►

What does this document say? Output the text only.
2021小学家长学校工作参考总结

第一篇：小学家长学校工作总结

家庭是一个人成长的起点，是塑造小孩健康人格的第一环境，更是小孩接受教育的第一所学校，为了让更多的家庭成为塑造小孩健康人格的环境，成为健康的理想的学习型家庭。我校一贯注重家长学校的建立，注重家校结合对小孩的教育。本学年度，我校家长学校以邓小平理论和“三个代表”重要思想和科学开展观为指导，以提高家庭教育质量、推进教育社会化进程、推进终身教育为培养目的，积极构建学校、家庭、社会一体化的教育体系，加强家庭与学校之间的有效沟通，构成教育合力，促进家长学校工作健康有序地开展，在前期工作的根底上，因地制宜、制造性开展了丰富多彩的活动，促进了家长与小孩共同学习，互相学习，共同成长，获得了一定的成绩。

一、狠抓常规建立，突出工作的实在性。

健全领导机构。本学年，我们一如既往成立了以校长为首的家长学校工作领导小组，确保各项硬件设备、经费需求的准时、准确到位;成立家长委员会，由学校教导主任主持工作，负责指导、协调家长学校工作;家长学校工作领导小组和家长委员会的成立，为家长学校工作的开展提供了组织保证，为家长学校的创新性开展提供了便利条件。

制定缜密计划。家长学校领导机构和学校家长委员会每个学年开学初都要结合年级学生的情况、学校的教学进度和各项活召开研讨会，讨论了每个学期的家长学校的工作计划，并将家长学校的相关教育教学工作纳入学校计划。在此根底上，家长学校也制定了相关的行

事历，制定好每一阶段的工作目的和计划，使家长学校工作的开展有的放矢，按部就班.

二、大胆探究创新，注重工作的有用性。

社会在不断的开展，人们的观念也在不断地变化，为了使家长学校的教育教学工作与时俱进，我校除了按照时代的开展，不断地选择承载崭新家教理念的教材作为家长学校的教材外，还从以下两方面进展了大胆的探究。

◄

◆ TASK DETAILS
Write the entries again, exactly as they stand.

◆ CORRECT RESPONSE
What does this document say? Output the text only.
2021小学家长学校工作参考总结

第一篇：小学家长学校工作总结

家庭是一个人成长的起点，是塑造小孩健康人格的第一环境，更是小孩接受教育的第一所学校，为了让更多的家庭成为塑造小孩健康人格的环境，成为健康的理想的学习型家庭。我校一贯注重家长学校的建立，注重家校结合对小孩的教育。本学年度，我校家长学校以邓小平理论和“三个代表”重要思想和科学开展观为指导，以提高家庭教育质量、推进教育社会化进程、推进终身教育为培养目的，积极构建学校、家庭、社会一体化的教育体系，加强家庭与学校之间的有效沟通，构成教育合力，促进家长学校工作健康有序地开展，在前期工作的根底上，因地制宜、制造性开展了丰富多彩的活动，促进了家长与小孩共同学习，互相学习，共同成长，获得了一定的成绩。

一、狠抓常规建立，突出工作的实在性。

健全领导机构。本学年，我们一如既往成立了以校长为首的家长学校工作领导小组，确保各项硬件设备、经费需求的准时、准确到位;成立家长委员会，由学校教导主任主持工作，负责指导、协调家长学校工作;家长学校工作领导小组和家长委员会的成立，为家长学校工作的开展提供了组织保证，为家长学校的创新性开展提供了便利条件。

制定缜密计划。家长学校领导机构和学校家长委员会每个学年开学初都要结合年级学生的情况、学校的教学进度和各项活召开研讨会，讨论了每个学期的家长学校的工作计划，并将家长学校的相关教育教学工作纳入学校计划。在此根底上，家长学校也制定了相关的行

事历，制定好每一阶段的工作目的和计划，使家长学校工作的开展有的放矢，按部就班.

二、大胆探究创新，注重工作的有用性。

社会在不断的开展，人们的观念也在不断地变化，为了使家长学校的教育教学工作与时俱进，我校除了按照时代的开展，不断地选择承载崭新家教理念的教材作为家长学校的教材外，还从以下两方面进展了大胆的探究。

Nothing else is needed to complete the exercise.